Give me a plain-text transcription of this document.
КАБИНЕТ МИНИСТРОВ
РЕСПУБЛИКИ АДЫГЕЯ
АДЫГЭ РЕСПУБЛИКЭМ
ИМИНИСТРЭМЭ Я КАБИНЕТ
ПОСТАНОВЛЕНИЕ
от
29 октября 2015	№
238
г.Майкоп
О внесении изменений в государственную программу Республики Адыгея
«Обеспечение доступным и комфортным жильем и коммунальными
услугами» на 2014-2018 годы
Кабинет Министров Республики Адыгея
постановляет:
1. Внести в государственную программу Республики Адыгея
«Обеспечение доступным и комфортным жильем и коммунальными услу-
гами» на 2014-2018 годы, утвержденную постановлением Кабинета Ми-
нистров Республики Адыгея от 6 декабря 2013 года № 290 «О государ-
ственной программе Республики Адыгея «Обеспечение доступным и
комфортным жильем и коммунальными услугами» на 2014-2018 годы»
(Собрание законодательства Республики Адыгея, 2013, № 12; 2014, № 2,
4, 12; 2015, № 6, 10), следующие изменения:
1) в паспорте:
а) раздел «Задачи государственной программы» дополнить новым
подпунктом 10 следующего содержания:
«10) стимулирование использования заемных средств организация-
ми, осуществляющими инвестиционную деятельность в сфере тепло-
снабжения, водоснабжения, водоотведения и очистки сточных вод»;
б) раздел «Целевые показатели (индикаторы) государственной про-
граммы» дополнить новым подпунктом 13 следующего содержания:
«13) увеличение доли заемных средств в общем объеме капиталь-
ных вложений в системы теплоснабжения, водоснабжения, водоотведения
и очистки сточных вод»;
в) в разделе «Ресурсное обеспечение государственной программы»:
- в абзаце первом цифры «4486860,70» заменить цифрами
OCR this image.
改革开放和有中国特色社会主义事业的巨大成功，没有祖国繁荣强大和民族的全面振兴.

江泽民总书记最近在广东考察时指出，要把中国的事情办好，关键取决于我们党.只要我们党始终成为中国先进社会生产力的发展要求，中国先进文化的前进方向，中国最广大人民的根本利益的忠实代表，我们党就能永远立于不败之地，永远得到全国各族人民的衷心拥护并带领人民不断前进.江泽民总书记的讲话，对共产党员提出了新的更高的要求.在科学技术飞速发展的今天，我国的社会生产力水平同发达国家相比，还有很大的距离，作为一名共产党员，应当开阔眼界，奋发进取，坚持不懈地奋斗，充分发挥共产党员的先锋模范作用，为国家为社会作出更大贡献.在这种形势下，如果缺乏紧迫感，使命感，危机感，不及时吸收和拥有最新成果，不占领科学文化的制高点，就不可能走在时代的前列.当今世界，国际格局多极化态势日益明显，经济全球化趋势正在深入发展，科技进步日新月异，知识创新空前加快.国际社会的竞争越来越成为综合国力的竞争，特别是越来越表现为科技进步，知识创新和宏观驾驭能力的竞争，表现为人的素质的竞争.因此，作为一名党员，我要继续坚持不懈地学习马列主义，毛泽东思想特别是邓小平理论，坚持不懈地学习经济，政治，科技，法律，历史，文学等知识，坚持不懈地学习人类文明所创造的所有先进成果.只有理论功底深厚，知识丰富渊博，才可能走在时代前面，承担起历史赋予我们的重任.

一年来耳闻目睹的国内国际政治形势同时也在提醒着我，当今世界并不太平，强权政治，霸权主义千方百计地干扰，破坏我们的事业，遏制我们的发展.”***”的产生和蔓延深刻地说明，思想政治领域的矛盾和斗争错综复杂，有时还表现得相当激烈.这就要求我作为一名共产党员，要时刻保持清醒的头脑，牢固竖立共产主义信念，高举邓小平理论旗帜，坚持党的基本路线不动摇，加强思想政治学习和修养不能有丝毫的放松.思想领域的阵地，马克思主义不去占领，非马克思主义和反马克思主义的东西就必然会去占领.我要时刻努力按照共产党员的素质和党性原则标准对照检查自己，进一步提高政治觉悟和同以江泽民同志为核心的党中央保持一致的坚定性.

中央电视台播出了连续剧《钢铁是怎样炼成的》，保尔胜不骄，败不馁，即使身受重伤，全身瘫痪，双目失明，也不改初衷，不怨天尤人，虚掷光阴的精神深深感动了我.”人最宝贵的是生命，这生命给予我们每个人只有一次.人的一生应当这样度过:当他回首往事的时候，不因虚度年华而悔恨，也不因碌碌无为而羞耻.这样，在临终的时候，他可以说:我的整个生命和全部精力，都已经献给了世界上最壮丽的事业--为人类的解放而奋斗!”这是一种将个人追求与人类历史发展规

═══

Copy out the whole listing exactly.

Give me a plain-text transcription of this document.
КАБИНЕТ МИНИСТРОВ
РЕСПУБЛИКИ АДЫГЕЯ
АДЫГЭ РЕСПУБЛИКЭМ
ИМИНИСТРЭМЭ Я КАБИНЕТ
ПОСТАНОВЛЕНИЕ
от
29 октября 2015	№
238
г.Майкоп
О внесении изменений в государственную программу Республики Адыгея
«Обеспечение доступным и комфортным жильем и коммунальными
услугами» на 2014-2018 годы
Кабинет Министров Республики Адыгея
постановляет:
1. Внести в государственную программу Республики Адыгея
«Обеспечение доступным и комфортным жильем и коммунальными услу-
гами» на 2014-2018 годы, утвержденную постановлением Кабинета Ми-
нистров Республики Адыгея от 6 декабря 2013 года № 290 «О государ-
ственной программе Республики Адыгея «Обеспечение доступным и
комфортным жильем и коммунальными услугами» на 2014-2018 годы»
(Собрание законодательства Республики Адыгея, 2013, № 12; 2014, № 2,
4, 12; 2015, № 6, 10), следующие изменения:
1) в паспорте:
а) раздел «Задачи государственной программы» дополнить новым
подпунктом 10 следующего содержания:
«10) стимулирование использования заемных средств организация-
ми, осуществляющими инвестиционную деятельность в сфере тепло-
снабжения, водоснабжения, водоотведения и очистки сточных вод»;
б) раздел «Целевые показатели (индикаторы) государственной про-
граммы» дополнить новым подпунктом 13 следующего содержания:
«13) увеличение доли заемных средств в общем объеме капиталь-
ных вложений в системы теплоснабжения, водоснабжения, водоотведения
и очистки сточных вод»;
в) в разделе «Ресурсное обеспечение государственной программы»:
- в абзаце первом цифры «4486860,70» заменить цифрами
OCR this image.
改革开放和有中国特色社会主义事业的巨大成功，没有祖国繁荣强大和民族的全面振兴.

江泽民总书记最近在广东考察时指出，要把中国的事情办好，关键取决于我们党.只要我们党始终成为中国先进社会生产力的发展要求，中国先进文化的前进方向，中国最广大人民的根本利益的忠实代表，我们党就能永远立于不败之地，永远得到全国各族人民的衷心拥护并带领人民不断前进.江泽民总书记的讲话，对共产党员提出了新的更高的要求.在科学技术飞速发展的今天，我国的社会生产力水平同发达国家相比，还有很大的距离，作为一名共产党员，应当开阔眼界，奋发进取，坚持不懈地奋斗，充分发挥共产党员的先锋模范作用，为国家为社会作出更大贡献.在这种形势下，如果缺乏紧迫感，使命感，危机感，不及时吸收和拥有最新成果，不占领科学文化的制高点，就不可能走在时代的前列.当今世界，国际格局多极化态势日益明显，经济全球化趋势正在深入发展，科技进步日新月异，知识创新空前加快.国际社会的竞争越来越成为综合国力的竞争，特别是越来越表现为科技进步，知识创新和宏观驾驭能力的竞争，表现为人的素质的竞争.因此，作为一名党员，我要继续坚持不懈地学习马列主义，毛泽东思想特别是邓小平理论，坚持不懈地学习经济，政治，科技，法律，历史，文学等知识，坚持不懈地学习人类文明所创造的所有先进成果.只有理论功底深厚，知识丰富渊博，才可能走在时代前面，承担起历史赋予我们的重任.

一年来耳闻目睹的国内国际政治形势同时也在提醒着我，当今世界并不太平，强权政治，霸权主义千方百计地干扰，破坏我们的事业，遏制我们的发展.”***”的产生和蔓延深刻地说明，思想政治领域的矛盾和斗争错综复杂，有时还表现得相当激烈.这就要求我作为一名共产党员，要时刻保持清醒的头脑，牢固竖立共产主义信念，高举邓小平理论旗帜，坚持党的基本路线不动摇，加强思想政治学习和修养不能有丝毫的放松.思想领域的阵地，马克思主义不去占领，非马克思主义和反马克思主义的东西就必然会去占领.我要时刻努力按照共产党员的素质和党性原则标准对照检查自己，进一步提高政治觉悟和同以江泽民同志为核心的党中央保持一致的坚定性.

中央电视台播出了连续剧《钢铁是怎样炼成的》，保尔胜不骄，败不馁，即使身受重伤，全身瘫痪，双目失明，也不改初衷，不怨天尤人，虚掷光阴的精神深深感动了我.”人最宝贵的是生命，这生命给予我们每个人只有一次.人的一生应当这样度过:当他回首往事的时候，不因虚度年华而悔恨，也不因碌碌无为而羞耻.这样，在临终的时候，他可以说:我的整个生命和全部精力，都已经献给了世界上最壮丽的事业--为人类的解放而奋斗!”这是一种将个人追求与人类历史发展规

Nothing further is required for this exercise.